■ What is required: Give the data again, word for word.

■ Supplied data:
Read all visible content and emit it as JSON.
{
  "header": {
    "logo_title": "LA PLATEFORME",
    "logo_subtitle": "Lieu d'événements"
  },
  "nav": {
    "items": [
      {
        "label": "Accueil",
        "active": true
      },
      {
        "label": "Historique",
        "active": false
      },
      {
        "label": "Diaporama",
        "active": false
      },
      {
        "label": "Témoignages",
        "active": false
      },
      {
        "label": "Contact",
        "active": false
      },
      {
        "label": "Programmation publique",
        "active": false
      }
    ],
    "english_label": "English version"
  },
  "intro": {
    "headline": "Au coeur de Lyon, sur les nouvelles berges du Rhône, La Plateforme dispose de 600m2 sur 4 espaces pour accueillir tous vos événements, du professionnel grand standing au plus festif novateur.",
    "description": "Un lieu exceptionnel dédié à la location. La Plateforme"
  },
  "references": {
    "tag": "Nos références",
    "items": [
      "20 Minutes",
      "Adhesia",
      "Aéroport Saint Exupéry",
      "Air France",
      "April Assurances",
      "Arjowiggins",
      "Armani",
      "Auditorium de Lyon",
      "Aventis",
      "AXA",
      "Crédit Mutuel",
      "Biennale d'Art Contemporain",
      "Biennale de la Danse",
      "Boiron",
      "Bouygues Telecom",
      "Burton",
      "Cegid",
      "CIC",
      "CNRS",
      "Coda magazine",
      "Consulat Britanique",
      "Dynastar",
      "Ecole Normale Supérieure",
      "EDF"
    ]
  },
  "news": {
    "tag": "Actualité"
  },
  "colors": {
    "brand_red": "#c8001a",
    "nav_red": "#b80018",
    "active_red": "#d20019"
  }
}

■ Answer to the task:
Read all visible content and emit it as JSON.
{
  "header": {
    "logo_title": "LA PLATEFORME",
    "logo_subtitle": "Lieu d'événements"
  },
  "nav": {
    "items": [
      {
        "label": "Accueil",
        "active": true
      },
      {
        "label": "Historique",
        "active": false
      },
      {
        "label": "Diaporama",
        "active": false
      },
      {
        "label": "Témoignages",
        "active": false
      },
      {
        "label": "Contact",
        "active": false
      },
      {
        "label": "Programmation publique",
        "active": false
      }
    ],
    "english_label": "English version"
  },
  "intro": {
    "headline": "Au coeur de Lyon, sur les nouvelles berges du Rhône, La Plateforme dispose de 600m2 sur 4 espaces pour accueillir tous vos événements, du professionnel grand standing au plus festif novateur.",
    "description": "Un lieu exceptionnel dédié à la location. La Plateforme"
  },
  "references": {
    "tag": "Nos références",
    "items": [
      "20 Minutes",
      "Adhesia",
      "Aéroport Saint Exupéry",
      "Air France",
      "April Assurances",
      "Arjowiggins",
      "Armani",
      "Auditorium de Lyon",
      "Aventis",
      "AXA",
      "Crédit Mutuel",
      "Biennale d'Art Contemporain",
      "Biennale de la Danse",
      "Boiron",
      "Bouygues Telecom",
      "Burton",
      "Cegid",
      "CIC",
      "CNRS",
      "Coda magazine",
      "Consulat Britanique",
      "Dynastar",
      "Ecole Normale Supérieure",
      "EDF"
    ]
  },
  "news": {
    "tag": "Actualité"
  },
  "colors": {
    "brand_red": "#c8001a",
    "nav_red": "#b80018",
    "active_red": "#d20019"
  }
}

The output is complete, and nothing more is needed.